* Start Records for the task *

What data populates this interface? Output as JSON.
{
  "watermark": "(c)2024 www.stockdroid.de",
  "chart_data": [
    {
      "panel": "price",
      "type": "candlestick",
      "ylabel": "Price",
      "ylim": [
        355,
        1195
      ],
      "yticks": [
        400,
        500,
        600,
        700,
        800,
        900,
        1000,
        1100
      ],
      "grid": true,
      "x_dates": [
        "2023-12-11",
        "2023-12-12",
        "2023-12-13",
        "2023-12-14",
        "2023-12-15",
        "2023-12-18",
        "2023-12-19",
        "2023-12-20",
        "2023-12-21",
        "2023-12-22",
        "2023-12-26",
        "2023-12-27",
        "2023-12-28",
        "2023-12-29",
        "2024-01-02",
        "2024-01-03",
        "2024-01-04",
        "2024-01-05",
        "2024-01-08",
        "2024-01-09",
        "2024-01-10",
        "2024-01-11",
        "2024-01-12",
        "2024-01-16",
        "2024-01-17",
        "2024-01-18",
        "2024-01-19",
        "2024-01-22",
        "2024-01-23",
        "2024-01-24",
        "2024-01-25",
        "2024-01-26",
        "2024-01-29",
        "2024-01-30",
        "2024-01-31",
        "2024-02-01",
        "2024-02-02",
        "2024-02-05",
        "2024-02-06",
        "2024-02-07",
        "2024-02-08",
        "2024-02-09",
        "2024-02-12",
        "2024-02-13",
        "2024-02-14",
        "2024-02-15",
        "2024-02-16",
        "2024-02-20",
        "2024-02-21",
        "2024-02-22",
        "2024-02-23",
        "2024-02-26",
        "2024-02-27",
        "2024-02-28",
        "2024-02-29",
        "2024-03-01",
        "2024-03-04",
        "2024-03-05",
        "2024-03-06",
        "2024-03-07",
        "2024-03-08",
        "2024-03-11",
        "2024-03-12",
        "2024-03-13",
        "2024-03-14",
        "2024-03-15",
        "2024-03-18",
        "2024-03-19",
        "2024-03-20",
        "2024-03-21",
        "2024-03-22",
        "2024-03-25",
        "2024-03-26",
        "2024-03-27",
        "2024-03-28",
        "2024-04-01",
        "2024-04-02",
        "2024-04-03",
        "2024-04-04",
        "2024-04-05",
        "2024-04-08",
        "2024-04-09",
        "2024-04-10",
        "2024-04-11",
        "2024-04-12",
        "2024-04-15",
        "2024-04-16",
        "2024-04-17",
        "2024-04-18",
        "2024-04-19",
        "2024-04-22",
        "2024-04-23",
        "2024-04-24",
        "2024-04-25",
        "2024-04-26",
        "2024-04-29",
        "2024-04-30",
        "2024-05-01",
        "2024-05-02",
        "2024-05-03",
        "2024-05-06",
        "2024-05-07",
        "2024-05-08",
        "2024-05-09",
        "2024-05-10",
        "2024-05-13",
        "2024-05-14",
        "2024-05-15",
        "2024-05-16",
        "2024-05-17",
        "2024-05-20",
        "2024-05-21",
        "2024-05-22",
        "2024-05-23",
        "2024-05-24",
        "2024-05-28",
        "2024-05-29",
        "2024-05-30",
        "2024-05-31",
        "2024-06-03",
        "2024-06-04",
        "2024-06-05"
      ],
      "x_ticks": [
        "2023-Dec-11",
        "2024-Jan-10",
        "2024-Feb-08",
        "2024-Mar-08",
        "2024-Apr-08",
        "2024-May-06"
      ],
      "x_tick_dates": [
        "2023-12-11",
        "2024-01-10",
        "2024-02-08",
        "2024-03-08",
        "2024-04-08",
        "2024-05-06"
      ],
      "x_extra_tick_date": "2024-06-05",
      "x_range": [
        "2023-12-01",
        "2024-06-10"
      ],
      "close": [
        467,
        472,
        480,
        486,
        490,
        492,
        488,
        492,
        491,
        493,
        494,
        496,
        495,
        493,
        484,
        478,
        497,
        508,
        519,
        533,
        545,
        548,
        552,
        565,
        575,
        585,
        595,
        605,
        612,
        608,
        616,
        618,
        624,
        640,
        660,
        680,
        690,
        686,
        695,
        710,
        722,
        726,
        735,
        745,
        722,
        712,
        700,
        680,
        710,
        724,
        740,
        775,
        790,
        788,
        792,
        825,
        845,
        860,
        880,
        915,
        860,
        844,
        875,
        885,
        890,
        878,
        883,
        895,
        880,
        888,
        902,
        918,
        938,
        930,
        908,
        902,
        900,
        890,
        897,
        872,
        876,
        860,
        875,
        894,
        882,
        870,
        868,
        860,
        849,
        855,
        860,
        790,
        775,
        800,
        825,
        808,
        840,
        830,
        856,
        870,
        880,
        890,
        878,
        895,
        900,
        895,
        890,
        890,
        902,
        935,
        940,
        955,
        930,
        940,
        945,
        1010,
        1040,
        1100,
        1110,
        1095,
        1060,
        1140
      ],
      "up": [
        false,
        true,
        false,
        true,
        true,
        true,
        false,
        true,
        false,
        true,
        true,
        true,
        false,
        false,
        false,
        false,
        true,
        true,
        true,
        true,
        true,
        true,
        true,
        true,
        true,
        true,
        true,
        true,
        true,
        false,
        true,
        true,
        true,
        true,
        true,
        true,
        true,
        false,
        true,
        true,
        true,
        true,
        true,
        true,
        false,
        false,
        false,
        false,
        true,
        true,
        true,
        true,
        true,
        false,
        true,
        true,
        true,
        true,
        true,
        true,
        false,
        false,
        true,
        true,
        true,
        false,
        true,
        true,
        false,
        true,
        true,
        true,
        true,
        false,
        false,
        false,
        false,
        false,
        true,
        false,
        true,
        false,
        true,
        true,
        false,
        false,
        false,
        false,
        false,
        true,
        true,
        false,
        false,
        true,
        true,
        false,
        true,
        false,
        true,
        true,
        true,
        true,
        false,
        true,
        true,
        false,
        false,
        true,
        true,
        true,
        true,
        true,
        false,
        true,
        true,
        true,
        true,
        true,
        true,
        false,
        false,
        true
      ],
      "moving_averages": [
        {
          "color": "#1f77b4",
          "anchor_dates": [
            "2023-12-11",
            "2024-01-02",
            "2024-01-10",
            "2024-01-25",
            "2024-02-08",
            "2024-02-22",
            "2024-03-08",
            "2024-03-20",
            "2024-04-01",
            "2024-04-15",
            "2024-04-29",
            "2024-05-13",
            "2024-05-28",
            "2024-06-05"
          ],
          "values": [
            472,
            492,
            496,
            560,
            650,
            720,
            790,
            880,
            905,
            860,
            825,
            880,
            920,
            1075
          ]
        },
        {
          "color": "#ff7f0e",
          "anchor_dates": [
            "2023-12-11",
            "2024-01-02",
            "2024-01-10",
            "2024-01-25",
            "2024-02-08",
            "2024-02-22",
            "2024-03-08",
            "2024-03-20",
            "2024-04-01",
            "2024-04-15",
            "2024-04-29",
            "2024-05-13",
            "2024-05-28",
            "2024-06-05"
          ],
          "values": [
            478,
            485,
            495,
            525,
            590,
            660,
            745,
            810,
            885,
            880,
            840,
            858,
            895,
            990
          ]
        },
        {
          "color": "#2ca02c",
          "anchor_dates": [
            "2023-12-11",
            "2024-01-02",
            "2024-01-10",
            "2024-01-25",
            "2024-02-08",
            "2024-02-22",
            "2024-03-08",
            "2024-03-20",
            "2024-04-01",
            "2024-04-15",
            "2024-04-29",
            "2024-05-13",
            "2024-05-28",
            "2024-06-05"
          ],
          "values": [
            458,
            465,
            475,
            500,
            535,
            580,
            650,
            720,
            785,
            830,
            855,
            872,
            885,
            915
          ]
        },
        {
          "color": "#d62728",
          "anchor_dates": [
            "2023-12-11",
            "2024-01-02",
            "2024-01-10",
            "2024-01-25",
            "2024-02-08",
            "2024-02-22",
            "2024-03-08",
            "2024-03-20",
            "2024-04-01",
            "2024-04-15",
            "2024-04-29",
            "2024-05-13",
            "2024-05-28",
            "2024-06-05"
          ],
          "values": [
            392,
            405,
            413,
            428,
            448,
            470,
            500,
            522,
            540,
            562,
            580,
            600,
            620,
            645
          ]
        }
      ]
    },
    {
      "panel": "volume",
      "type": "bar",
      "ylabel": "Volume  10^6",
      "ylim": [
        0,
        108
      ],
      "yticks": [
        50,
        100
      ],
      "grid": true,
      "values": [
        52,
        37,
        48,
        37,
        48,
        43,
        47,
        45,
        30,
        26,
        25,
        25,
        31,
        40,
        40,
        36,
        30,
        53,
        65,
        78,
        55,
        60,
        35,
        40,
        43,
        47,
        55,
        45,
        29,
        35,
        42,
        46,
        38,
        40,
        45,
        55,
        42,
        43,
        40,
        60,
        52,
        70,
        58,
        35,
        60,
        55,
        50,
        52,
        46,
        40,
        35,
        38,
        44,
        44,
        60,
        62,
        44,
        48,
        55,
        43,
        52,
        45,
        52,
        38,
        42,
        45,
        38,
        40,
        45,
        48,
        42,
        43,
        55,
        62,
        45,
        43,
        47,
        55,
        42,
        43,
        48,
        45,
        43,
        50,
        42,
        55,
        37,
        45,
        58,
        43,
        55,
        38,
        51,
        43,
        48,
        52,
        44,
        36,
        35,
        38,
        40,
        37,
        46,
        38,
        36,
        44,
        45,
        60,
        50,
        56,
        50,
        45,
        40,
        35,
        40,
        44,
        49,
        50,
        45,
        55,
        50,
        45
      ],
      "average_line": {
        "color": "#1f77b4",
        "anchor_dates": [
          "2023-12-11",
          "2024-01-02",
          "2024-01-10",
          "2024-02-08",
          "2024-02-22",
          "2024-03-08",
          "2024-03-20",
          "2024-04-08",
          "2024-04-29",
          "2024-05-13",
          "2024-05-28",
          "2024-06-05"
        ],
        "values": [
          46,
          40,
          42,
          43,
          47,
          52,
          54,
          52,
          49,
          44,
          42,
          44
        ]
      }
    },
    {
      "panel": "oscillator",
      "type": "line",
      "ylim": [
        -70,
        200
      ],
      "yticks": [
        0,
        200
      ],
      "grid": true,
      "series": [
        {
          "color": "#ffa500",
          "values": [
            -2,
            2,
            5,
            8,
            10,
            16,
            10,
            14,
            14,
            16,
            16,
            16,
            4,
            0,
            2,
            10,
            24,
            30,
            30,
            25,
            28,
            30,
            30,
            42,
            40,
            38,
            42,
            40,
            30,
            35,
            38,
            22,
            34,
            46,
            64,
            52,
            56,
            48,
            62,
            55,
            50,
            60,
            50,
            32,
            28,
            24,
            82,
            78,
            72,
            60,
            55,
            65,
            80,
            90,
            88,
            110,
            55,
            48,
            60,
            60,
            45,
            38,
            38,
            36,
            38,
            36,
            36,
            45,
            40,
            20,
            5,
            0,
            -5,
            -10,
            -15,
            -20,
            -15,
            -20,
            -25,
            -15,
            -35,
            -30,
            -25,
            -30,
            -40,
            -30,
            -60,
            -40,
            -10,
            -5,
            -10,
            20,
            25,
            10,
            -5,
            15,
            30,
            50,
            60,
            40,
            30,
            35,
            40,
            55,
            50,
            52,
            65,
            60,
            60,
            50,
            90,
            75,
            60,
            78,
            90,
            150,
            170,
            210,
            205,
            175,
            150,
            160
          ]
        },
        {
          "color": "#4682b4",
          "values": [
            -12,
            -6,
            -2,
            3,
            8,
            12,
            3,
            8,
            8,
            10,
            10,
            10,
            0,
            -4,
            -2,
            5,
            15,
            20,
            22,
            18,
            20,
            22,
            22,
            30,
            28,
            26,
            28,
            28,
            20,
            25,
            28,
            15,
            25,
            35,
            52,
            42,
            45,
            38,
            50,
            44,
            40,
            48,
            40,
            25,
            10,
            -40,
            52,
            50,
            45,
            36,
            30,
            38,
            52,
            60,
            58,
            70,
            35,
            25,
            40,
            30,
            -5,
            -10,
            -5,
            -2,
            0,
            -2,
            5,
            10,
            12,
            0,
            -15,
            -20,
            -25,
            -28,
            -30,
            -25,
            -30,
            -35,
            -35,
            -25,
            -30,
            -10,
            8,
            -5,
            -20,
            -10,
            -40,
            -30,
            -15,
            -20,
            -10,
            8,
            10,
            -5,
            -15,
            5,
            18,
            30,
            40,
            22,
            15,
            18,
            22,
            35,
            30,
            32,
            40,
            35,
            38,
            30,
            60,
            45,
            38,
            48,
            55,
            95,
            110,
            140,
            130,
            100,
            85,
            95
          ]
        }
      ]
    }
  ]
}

* End Records for the task *

Within the material above, find the lines that contain the word "type"; copy them.

▶ _Completed task_:
      "type": "candlestick",
      "type": "bar",
      "type": "line",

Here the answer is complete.